The problem
Each line below should be written out exactly, with none skipped.

[Dataset entries]
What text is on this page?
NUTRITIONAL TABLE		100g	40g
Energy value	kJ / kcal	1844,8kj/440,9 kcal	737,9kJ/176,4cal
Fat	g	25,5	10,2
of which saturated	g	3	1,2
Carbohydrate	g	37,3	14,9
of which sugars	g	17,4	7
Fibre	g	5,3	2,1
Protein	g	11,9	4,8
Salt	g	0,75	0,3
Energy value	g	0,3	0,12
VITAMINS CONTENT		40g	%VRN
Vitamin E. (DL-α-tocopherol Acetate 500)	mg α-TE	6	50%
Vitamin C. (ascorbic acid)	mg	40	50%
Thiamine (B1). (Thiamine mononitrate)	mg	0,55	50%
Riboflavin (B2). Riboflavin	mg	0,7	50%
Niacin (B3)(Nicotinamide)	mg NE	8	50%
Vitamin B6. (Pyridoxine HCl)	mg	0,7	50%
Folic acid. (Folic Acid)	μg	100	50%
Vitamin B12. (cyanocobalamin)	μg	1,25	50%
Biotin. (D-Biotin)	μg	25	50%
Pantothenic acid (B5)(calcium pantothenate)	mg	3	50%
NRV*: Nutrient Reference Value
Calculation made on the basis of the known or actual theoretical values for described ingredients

Answer to this problem
What text is on this page?
NUTRITIONAL TABLE		100g	40g
Energy value	kJ / kcal	1844,8kj/440,9 kcal	737,9kJ/176,4cal
Fat	g	25,5	10,2
of which saturated	g	3	1,2
Carbohydrate	g	37,3	14,9
of which sugars	g	17,4	7
Fibre	g	5,3	2,1
Protein	g	11,9	4,8
Salt	g	0,75	0,3
Energy value	g	0,3	0,12
VITAMINS CONTENT		40g	%VRN
Vitamin E. (DL-α-tocopherol Acetate 500)	mg α-TE	6	50%
Vitamin C. (ascorbic acid)	mg	40	50%
Thiamine (B1). (Thiamine mononitrate)	mg	0,55	50%
Riboflavin (B2). Riboflavin	mg	0,7	50%
Niacin (B3)(Nicotinamide)	mg NE	8	50%
Vitamin B6. (Pyridoxine HCl)	mg	0,7	50%
Folic acid. (Folic Acid)	μg	100	50%
Vitamin B12. (cyanocobalamin)	μg	1,25	50%
Biotin. (D-Biotin)	μg	25	50%
Pantothenic acid (B5)(calcium pantothenate)	mg	3	50%
NRV*: Nutrient Reference Value
Calculation made on the basis of the known or actual theoretical values for described ingredients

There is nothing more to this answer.